_Task instructions_
The records that follow must be reproduced in full, exactly as written.

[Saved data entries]
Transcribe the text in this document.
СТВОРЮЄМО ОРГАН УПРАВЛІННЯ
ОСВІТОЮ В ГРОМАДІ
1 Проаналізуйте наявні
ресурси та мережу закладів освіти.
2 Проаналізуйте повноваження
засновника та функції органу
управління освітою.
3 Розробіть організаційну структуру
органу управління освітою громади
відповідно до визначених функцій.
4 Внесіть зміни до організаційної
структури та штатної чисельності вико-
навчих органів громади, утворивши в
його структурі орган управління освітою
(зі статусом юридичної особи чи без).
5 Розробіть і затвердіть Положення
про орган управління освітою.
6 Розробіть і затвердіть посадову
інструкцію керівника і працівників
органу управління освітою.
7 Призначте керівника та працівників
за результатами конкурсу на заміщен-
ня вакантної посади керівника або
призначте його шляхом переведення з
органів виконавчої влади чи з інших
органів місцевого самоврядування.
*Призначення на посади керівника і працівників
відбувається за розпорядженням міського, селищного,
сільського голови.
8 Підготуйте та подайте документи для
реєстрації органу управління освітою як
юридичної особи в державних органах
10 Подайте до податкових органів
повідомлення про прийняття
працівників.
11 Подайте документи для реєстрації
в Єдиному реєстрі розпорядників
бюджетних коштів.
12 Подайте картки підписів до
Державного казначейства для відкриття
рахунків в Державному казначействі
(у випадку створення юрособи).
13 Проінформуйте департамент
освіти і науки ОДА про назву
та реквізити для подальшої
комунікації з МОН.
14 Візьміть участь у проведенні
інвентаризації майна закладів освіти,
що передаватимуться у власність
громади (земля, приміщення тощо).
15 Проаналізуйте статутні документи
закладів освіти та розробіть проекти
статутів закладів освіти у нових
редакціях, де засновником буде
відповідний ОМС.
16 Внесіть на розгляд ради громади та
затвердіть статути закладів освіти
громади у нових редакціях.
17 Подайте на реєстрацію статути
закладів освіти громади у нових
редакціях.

_Answer to the task_
Transcribe the text in this document.
СТВОРЮЄМО ОРГАН УПРАВЛІННЯ
ОСВІТОЮ В ГРОМАДІ
1 Проаналізуйте наявні
ресурси та мережу закладів освіти.
2 Проаналізуйте повноваження
засновника та функції органу
управління освітою.
3 Розробіть організаційну структуру
органу управління освітою громади
відповідно до визначених функцій.
4 Внесіть зміни до організаційної
структури та штатної чисельності вико-
навчих органів громади, утворивши в
його структурі орган управління освітою
(зі статусом юридичної особи чи без).
5 Розробіть і затвердіть Положення
про орган управління освітою.
6 Розробіть і затвердіть посадову
інструкцію керівника і працівників
органу управління освітою.
7 Призначте керівника та працівників
за результатами конкурсу на заміщен-
ня вакантної посади керівника або
призначте його шляхом переведення з
органів виконавчої влади чи з інших
органів місцевого самоврядування.
*Призначення на посади керівника і працівників
відбувається за розпорядженням міського, селищного,
сільського голови.
8 Підготуйте та подайте документи для
реєстрації органу управління освітою як
юридичної особи в державних органах
10 Подайте до податкових органів
повідомлення про прийняття
працівників.
11 Подайте документи для реєстрації
в Єдиному реєстрі розпорядників
бюджетних коштів.
12 Подайте картки підписів до
Державного казначейства для відкриття
рахунків в Державному казначействі
(у випадку створення юрособи).
13 Проінформуйте департамент
освіти і науки ОДА про назву
та реквізити для подальшої
комунікації з МОН.
14 Візьміть участь у проведенні
інвентаризації майна закладів освіти,
що передаватимуться у власність
громади (земля, приміщення тощо).
15 Проаналізуйте статутні документи
закладів освіти та розробіть проекти
статутів закладів освіти у нових
редакціях, де засновником буде
відповідний ОМС.
16 Внесіть на розгляд ради громади та
затвердіть статути закладів освіти
громади у нових редакціях.
17 Подайте на реєстрацію статути
закладів освіти громади у нових
редакціях.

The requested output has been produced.